◆ **Instruction**
Look through the listing and locate every line containing the word "Моргентау"; copy those lines.

____ Record excerpts

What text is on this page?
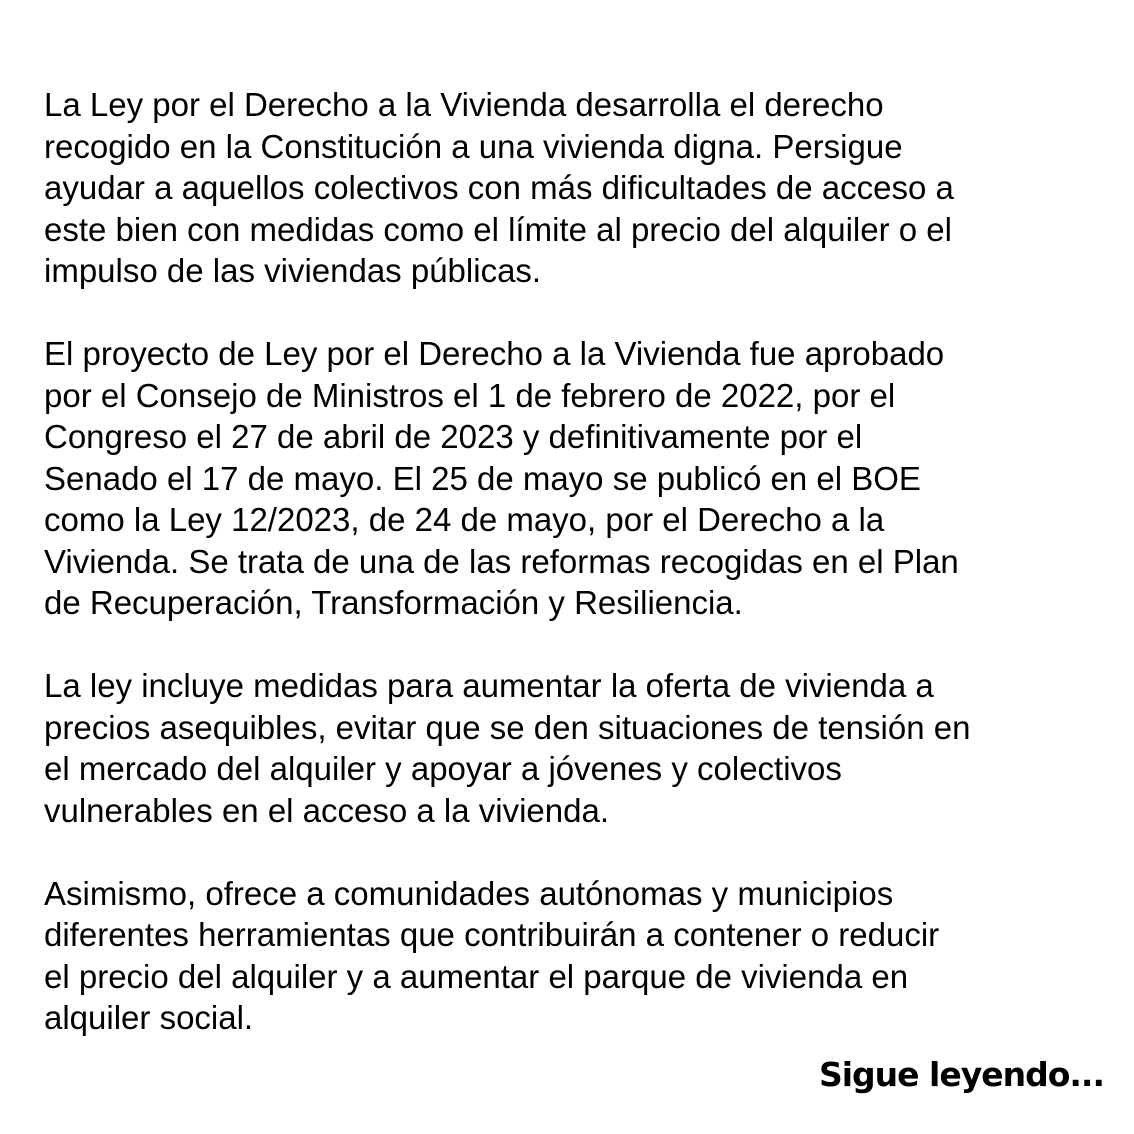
La Ley por el Derecho a la Vivienda desarrolla el derecho
recogido en la Constitución a una vivienda digna. Persigue
ayudar a aquellos colectivos con más dificultades de acceso a
este bien con medidas como el límite al precio del alquiler o el
impulso de las viviendas públicas.

El proyecto de Ley por el Derecho a la Vivienda fue aprobado
por el Consejo de Ministros el 1 de febrero de 2022, por el
Congreso el 27 de abril de 2023 y definitivamente por el
Senado el 17 de mayo. El 25 de mayo se publicó en el BOE
como la Ley 12/2023, de 24 de mayo, por el Derecho a la
Vivienda. Se trata de una de las reformas recogidas en el Plan
de Recuperación, Transformación y Resiliencia.

La ley incluye medidas para aumentar la oferta de vivienda a
precios asequibles, evitar que se den situaciones de tensión en
el mercado del alquiler y apoyar a jóvenes y colectivos
vulnerables en el acceso a la vivienda.

Asimismo, ofrece a comunidades autónomas y municipios
diferentes herramientas que contribuirán a contener o reducir
el precio del alquiler y a aumentar el parque de vivienda en
alquiler social.

Sigue leyendo...
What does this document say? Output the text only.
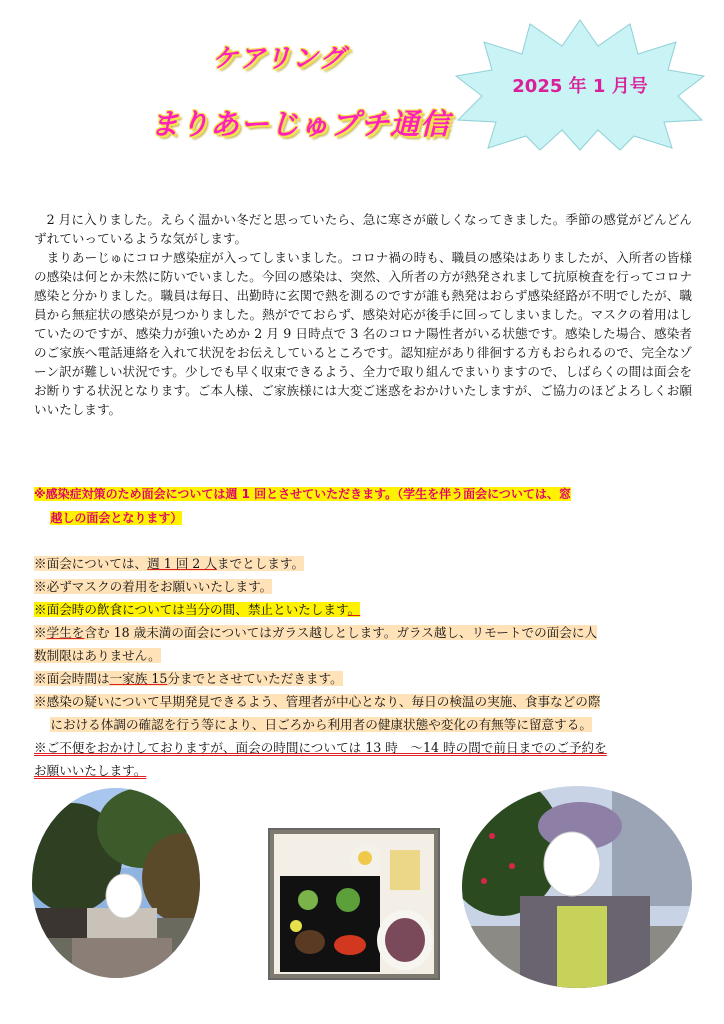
ケアリング
まりあーじゅプチ通信
2025 年 1 月号

2 月に入りました。えらく温かい冬だと思っていたら、急に寒さが厳しくなってきました。季節の感覚がどんどんずれていっているような気がします。

まりあーじゅにコロナ感染症が入ってしまいました。コロナ禍の時も、職員の感染はありましたが、入所者の皆様の感染は何とか未然に防いでいました。今回の感染は、突然、入所者の方が熱発されまして抗原検査を行ってコロナ感染と分かりました。職員は毎日、出勤時に玄関で熱を測るのですが誰も熱発はおらず感染経路が不明でしたが、職員から無症状の感染が見つかりました。熱がでておらず、感染対応が後手に回ってしまいました。マスクの着用はしていたのですが、感染力が強いためか 2 月 9 日時点で 3 名のコロナ陽性者がいる状態です。感染した場合、感染者のご家族へ電話連絡を入れて状況をお伝えしているところです。認知症があり徘徊する方もおられるので、完全なゾーン訳が難しい状況です。少しでも早く収束できるよう、全力で取り組んでまいりますので、しばらくの間は面会をお断りする状況となります。ご本人様、ご家族様には大変ご迷惑をおかけいたしますが、ご協力のほどよろしくお願いいたします。

※感染症対策のため面会については週 1 回とさせていただきます。（学生を伴う面会については、窓
越しの面会となります）
※面会については、週 1 回 2 人までとします。
※必ずマスクの着用をお願いいたします。
※面会時の飲食については当分の間、禁止といたします。
※学生を含む 18 歳未満の面会についてはガラス越しとします。ガラス越し、リモートでの面会に人
数制限はありません。
※面会時間は一家族 15分までとさせていただきます。
※感染の疑いについて早期発見できるよう、管理者が中心となり、毎日の検温の実施、食事などの際
における体調の確認を行う等により、日ごろから利用者の健康状態や変化の有無等に留意する。
※ご不便をおかけしておりますが、面会の時間については 13 時　～14 時の間で前日までのご予約を
お願いいたします。
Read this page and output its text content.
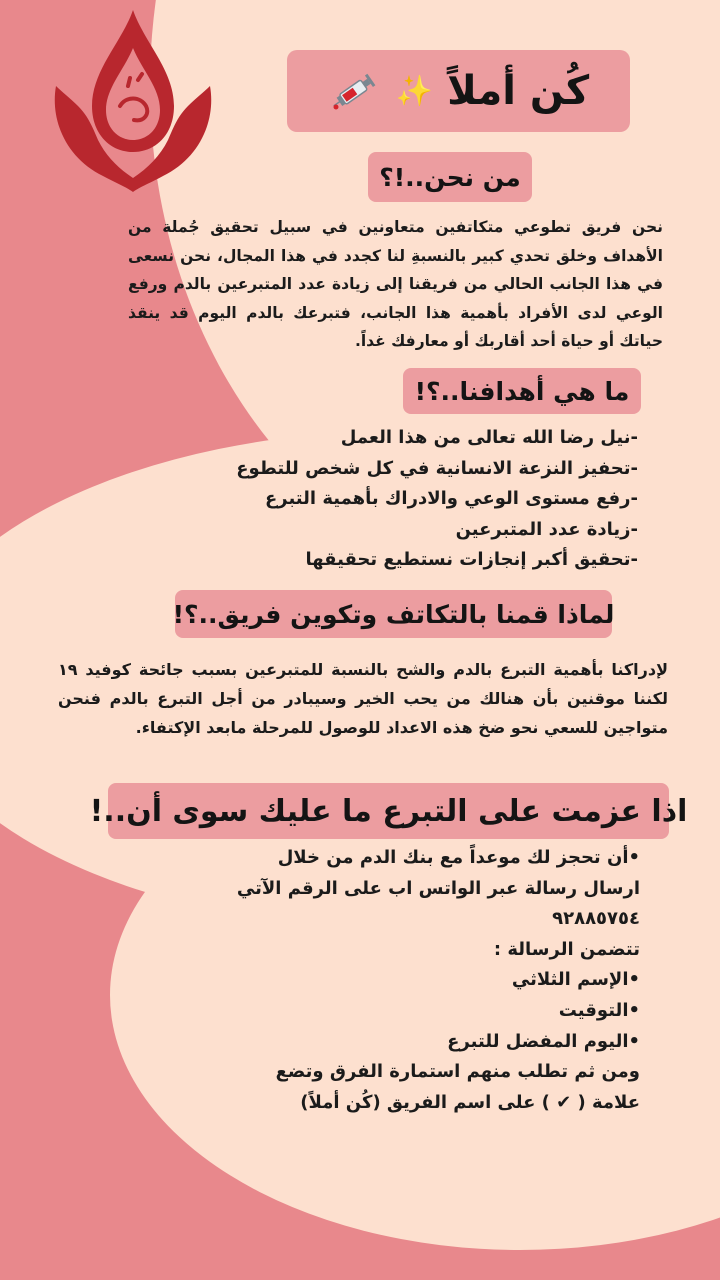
✨ كُن أملاً
من نحن..!؟

نحن فريق تطوعي متكاتفين متعاونين في سبيل تحقيق جُملة من الأهداف وخلق تحدي كبير بالنسبةِ لنا كجدد في هذا المجال، نحن نسعى في هذا الجانب الحالي من فريقنا إلى زيادة عدد المتبرعين بالدم ورفع الوعي لدى الأفراد بأهمية هذا الجانب، فتبرعك بالدم اليوم قد ينقذ حياتك أو حياة أحد أقاربك أو معارفك غداً.

ما هي أهدافنا..؟!
-نيل رضا الله تعالى من هذا العمل
-تحفيز النزعة الانسانية في كل شخص للتطوع
-رفع مستوى الوعي والادراك بأهمية التبرع
-زيادة عدد المتبرعين
-تحقيق أكبر إنجازات نستطيع تحقيقها
لماذا قمنا بالتكاتف وتكوين فريق..؟!

لإدراكنا بأهمية التبرع بالدم والشح بالنسبة للمتبرعين بسبب جائحة كوفيد ١٩ لكننا موقنين بأن هنالك من يحب الخير وسيبادر من أجل التبرع بالدم فنحن متواجين للسعي نحو ضخ هذه الاعداد للوصول للمرحلة مابعد الإكتفاء.

اذا عزمت على التبرع ما عليك سوى أن..!
•أن تحجز لك موعداً مع بنك الدم من خلال
ارسال رسالة عبر الواتس اب على الرقم الآتي
٩٢٨٨٥٧٥٤
تتضمن الرسالة :
•الإسم الثلاثي
•التوقيت
•اليوم المفضل للتبرع
ومن ثم تطلب منهم استمارة الفرق وتضع
علامة ( ✔ ) على اسم الفريق (كُن أملاً)
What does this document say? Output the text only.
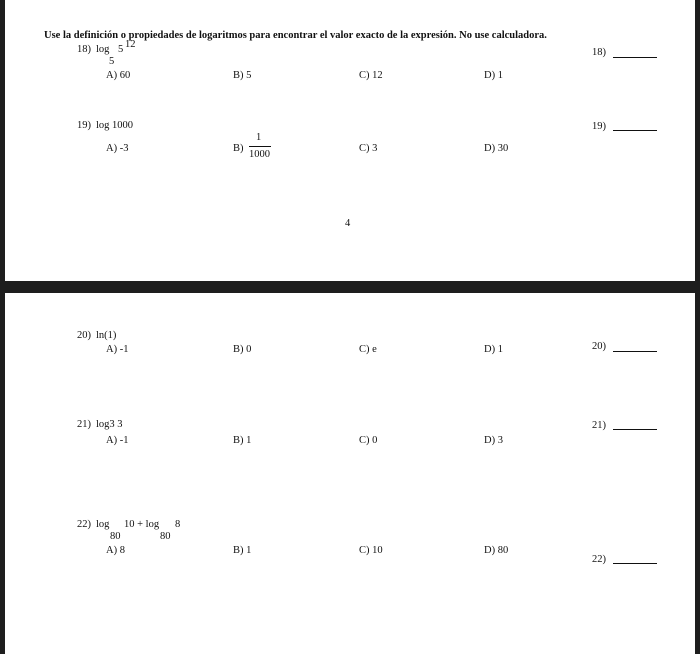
Use la definición o propiedades de logaritmos para encontrar el valor exacto de la expresión. No use calculadora.
18) log
5
5 12
A) 60	B) 5	C) 12	D) 1
18)
19) log 1000
A) -3	B)
1
1000
C) 3	D) 30
19)
4
20) ln(1)
A) -1	B) 0	C) e	D) 1	20)
21) log3 3
A) -1	B) 1	C) 0	D) 3
21)
22) log
80
10 + log
80
8
A) 8	B) 1	C) 10	D) 80
22)
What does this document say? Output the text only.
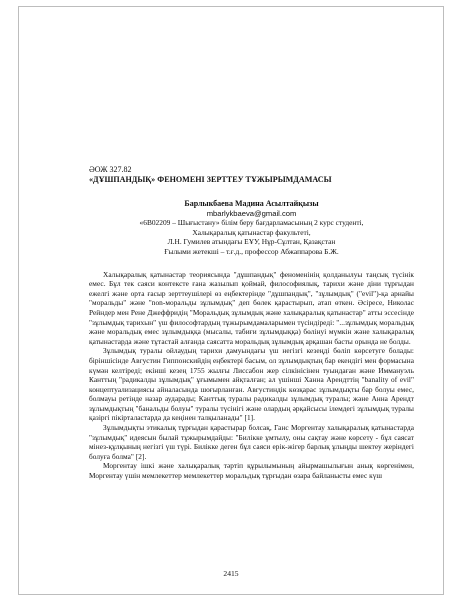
ӘОЖ 327.82

«ДҰШПАНДЫҚ» ФЕНОМЕНІ ЗЕРТТЕУ ТҰЖЫРЫМДАМАСЫ

Барлыкбаева Мадина Асылтайқызы
mbarlykbaeva@gmail.com
«6В02209 – Шығыстану» білім беру бағдарламасының 2 курс студенті,
Халықаралық қатынастар факультеті,
Л.Н. Гумилев атындағы ЕҰУ, Нұр-Сұлтан, Қазақстан
Ғылыми жетекші – т.ғ.д., профессор Абжаппарова Б.Ж.

Халықаралық қатынастар теориясында "дұшпандық" феноменінің қолданылуы таңсық түсінік емес. Бұл тек саяси контексте ғана жазылып қоймай, философиялық, тарихи және діни тұрғыдан ежелгі және орта ғасыр зерттеушілері өз еңбектерінде "дұшпандық", "зұлымдық" ("evil")-қа арнайы "моральды" және "non-моральды зұлымдық" деп бөлек қарастырып, атап өткен. Әсіресе, Николас Рейндер мен Рене Джеффридің "Моральдық зұлымдық және халықаралық қатынастар" атты эссесінде "зұлымдық тарихын" үш философтардың тұжырымдамаларымен түсіндіреді: "...зұлымдық моральдық және моральдық емес зұлымдыққа (мысалы, табиғи зұлымдыққа) бөлінуі мүмкін және халықаралық қатынастарда және тұтастай алғанда саясатта моральдық зұлымдық арқашан басты орында не болды.

Зұлымдық туралы ойлаудың тарихи дамуындағы үш негізгі кезеңді бөліп көрсетуге болады: біріншісінде Августин Гиппонскийдің еңбектері басым, ол зұлымдықтың бар екендігі мен формасына күмән келтіреді; екінші кезең 1755 жылғы Лиссабон жер сілкінісінен туындаған және Иммануэль Канттың "радикалды зұлымдық" ұғымымен айқталған; ал үшінші Ханна Арендттің "banality of evil" концептуализациясы айналасында шоғырланған. Августиндік көзқарас зұлымдықты бар болуы емес, болмауы ретінде назар аударады; Канттық туралы радикалды зұлымдық туралы; және Анна Арендт зұлымдықтың "банальды болуы" туралы түсінігі және олардың әрқайсысы ілемдегі зұлымдық туралы қазіргі пікірталастарда да кеңінен талқыланады" [1].

Зұлымдықты этикалық тұрғыдан қарастырар болсақ, Ганс Моргентау халықаралық қатынастарда "зұлымдық" идеясын былай тұжырымдайды: "Билікке ұмтылу, оны сақтау және көрсету - бұл саясат мінез-құлқының негізгі үш түрі. Билікке деген бұл саяси ерік-жігер барлық ұлыңды шектеу жеріндегі болуға болма" [2].

Моргентау ішкі және халықаралық тәртіп құрылымының айырмашылығын анық көргенімен, Моргентау үшін мемлекеттер мемлекеттер моральдық тұрғыдан өзара байланысты емес күш

2415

________

◆ **Full solution**
Зұлымдықты этикалық тұрғыдан қарастырар болсақ, Ганс Моргентау халықаралық қатынастарда "зұлымдық" идеясын былай тұжырымдайды: "Билікке ұмтылу, оны сақтау және көрсету - бұл саясат мінез-құлқының негізгі үш түрі. Билікке деген бұл саяси ерік-жігер барлық ұлыңды шектеу жеріндегі болуға болма" [2].
Моргентау ішкі және халықаралық тәртіп құрылымының айырмашылығын анық көргенімен, Моргентау үшін мемлекеттер мемлекеттер моральдық тұрғыдан өзара байланысты емес күш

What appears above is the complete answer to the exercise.